* Task to complete
Lines containing the word "údajmi" are the ones to copy from the records below.

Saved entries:
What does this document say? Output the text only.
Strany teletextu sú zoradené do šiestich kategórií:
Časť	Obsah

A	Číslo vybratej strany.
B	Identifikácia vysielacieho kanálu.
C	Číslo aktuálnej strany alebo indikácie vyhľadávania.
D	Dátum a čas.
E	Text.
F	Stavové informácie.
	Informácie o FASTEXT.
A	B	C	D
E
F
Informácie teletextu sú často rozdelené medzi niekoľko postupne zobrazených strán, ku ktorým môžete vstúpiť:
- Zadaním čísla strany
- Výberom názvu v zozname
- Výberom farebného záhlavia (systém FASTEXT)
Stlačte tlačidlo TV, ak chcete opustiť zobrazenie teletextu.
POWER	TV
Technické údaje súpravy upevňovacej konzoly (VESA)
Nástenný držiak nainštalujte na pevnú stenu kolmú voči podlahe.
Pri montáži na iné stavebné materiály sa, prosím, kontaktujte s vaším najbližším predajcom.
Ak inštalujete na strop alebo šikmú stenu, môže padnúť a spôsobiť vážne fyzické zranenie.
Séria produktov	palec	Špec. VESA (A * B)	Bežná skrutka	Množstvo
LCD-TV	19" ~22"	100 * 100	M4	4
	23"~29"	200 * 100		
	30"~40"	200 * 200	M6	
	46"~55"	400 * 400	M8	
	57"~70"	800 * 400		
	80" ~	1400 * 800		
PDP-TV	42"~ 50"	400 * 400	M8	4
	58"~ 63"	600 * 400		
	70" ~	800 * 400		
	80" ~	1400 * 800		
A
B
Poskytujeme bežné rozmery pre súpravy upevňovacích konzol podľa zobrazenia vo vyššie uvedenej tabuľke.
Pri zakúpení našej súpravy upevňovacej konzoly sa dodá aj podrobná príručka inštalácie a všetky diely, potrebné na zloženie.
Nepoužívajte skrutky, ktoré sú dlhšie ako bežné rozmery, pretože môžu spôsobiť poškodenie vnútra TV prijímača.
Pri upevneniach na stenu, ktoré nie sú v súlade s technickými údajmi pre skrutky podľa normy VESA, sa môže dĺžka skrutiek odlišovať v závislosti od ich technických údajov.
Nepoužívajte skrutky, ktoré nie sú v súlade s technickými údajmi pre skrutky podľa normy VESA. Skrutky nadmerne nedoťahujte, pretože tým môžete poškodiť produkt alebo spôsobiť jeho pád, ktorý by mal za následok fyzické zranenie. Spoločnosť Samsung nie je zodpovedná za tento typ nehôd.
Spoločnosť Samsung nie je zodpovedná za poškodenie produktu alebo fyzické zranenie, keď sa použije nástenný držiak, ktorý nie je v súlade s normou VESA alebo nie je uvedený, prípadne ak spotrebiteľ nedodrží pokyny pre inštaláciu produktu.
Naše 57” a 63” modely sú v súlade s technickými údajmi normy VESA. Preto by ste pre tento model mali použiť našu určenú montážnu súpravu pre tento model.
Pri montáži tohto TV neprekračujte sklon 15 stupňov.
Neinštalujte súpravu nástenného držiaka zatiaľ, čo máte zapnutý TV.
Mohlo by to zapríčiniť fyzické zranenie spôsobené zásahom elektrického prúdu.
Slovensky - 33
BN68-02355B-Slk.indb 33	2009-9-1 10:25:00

==

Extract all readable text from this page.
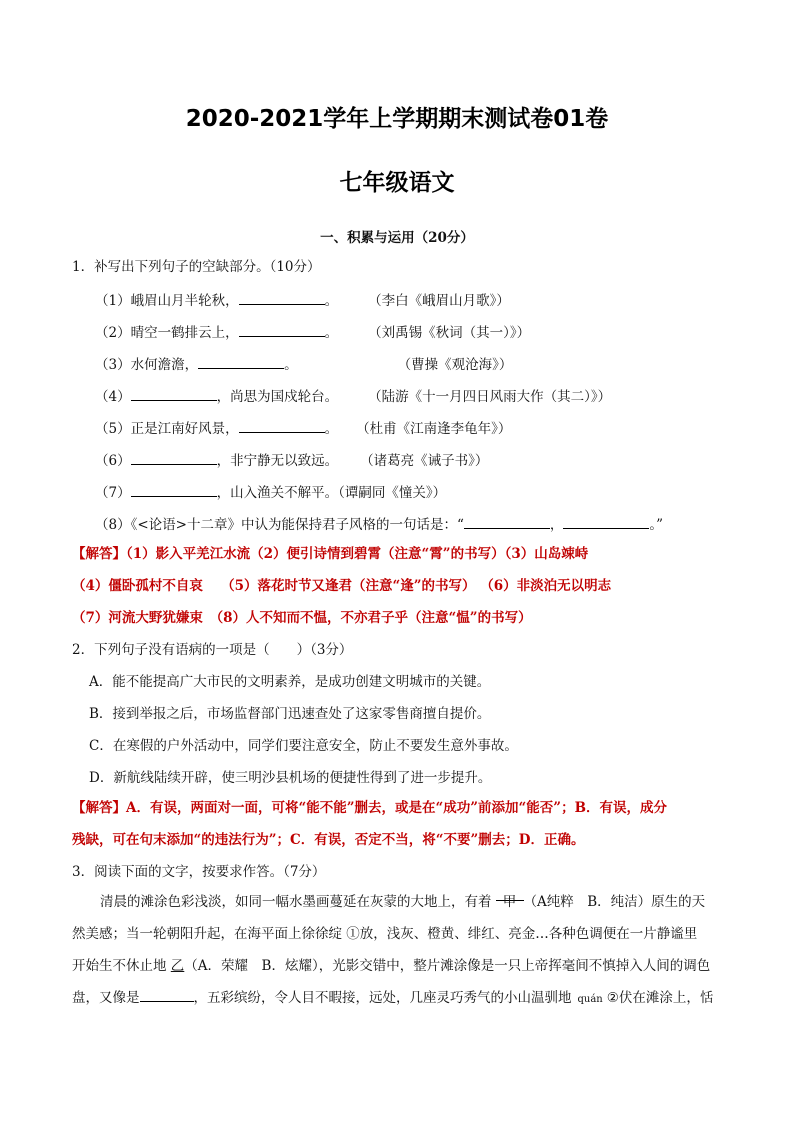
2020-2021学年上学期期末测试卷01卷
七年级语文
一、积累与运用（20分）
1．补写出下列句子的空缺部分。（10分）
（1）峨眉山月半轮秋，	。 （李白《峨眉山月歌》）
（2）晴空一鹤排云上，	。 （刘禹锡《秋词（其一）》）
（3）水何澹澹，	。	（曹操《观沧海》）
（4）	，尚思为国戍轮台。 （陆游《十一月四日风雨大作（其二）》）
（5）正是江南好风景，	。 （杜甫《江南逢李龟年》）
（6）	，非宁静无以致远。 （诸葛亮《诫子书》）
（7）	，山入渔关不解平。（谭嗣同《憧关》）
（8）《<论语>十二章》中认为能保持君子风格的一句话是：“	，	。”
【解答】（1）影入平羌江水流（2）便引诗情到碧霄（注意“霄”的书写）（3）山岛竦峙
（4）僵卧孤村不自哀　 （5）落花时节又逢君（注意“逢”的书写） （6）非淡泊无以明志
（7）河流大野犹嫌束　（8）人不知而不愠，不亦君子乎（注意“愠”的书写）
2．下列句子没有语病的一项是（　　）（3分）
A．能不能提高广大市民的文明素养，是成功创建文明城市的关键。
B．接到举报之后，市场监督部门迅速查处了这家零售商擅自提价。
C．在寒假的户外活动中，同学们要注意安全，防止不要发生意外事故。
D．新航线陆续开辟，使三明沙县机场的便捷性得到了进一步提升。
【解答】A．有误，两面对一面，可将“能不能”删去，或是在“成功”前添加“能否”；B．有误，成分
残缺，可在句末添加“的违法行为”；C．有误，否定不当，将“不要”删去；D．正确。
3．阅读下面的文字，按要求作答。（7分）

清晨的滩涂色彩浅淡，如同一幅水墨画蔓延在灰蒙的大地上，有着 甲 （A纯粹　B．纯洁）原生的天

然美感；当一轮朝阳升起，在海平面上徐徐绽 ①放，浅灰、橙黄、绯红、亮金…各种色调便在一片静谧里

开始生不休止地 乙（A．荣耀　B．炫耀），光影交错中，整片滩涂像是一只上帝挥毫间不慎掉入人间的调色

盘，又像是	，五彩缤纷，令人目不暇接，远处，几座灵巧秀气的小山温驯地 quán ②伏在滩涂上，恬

==

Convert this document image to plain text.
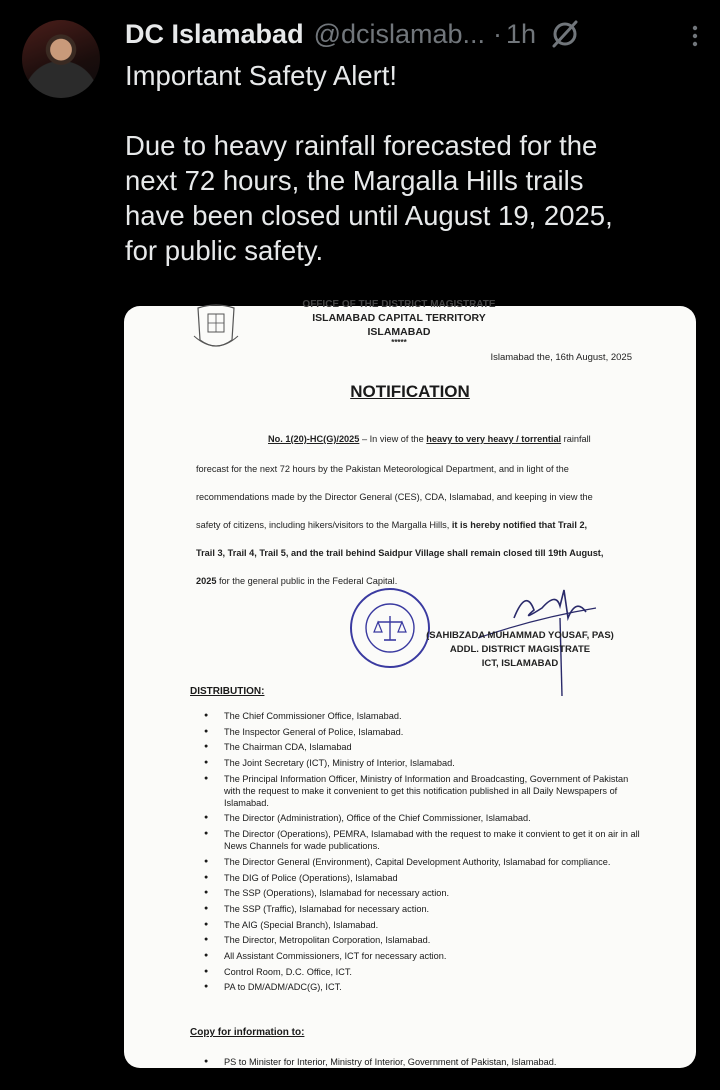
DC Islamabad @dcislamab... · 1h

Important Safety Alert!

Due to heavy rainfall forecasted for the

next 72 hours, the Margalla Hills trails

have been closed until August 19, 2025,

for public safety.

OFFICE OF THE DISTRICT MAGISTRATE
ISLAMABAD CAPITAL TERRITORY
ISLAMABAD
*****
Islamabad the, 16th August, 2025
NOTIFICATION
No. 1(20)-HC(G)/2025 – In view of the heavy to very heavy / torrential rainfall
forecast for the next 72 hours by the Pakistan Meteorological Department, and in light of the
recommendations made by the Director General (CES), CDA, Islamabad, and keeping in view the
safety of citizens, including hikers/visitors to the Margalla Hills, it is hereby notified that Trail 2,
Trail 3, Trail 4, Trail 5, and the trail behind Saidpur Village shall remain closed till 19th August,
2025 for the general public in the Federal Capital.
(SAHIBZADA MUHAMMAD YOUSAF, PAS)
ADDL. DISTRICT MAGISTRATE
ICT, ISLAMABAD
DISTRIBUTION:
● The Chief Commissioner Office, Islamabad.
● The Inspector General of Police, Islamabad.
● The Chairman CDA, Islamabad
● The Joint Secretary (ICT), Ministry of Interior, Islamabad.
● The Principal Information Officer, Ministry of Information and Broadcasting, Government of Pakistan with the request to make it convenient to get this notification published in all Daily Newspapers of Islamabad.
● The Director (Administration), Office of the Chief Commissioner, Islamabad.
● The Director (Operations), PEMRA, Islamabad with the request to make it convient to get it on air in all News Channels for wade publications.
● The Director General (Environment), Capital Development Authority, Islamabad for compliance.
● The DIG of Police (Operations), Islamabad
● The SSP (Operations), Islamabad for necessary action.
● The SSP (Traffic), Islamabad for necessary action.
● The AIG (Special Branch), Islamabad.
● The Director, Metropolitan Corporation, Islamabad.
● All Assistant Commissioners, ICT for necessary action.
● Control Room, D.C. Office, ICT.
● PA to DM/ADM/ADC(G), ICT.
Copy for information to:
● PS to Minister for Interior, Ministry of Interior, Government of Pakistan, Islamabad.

* Expected answer
Pri upevneniach na stenu, ktoré nie sú v súlade s technickými údajmi pre skrutky podľa normy VESA, sa môže dĺžka skrutiek odlišovať v závislosti od ich technických údajov.
Nepoužívajte skrutky, ktoré nie sú v súlade s technickými údajmi pre skrutky podľa normy VESA. Skrutky nadmerne nedoťahujte, pretože tým môžete poškodiť produkt alebo spôsobiť jeho pád, ktorý by mal za následok fyzické zranenie. Spoločnosť Samsung nie je zodpovedná za tento typ nehôd.
Naše 57” a 63” modely sú v súlade s technickými údajmi normy VESA. Preto by ste pre tento model mali použiť našu určenú montážnu súpravu pre tento model.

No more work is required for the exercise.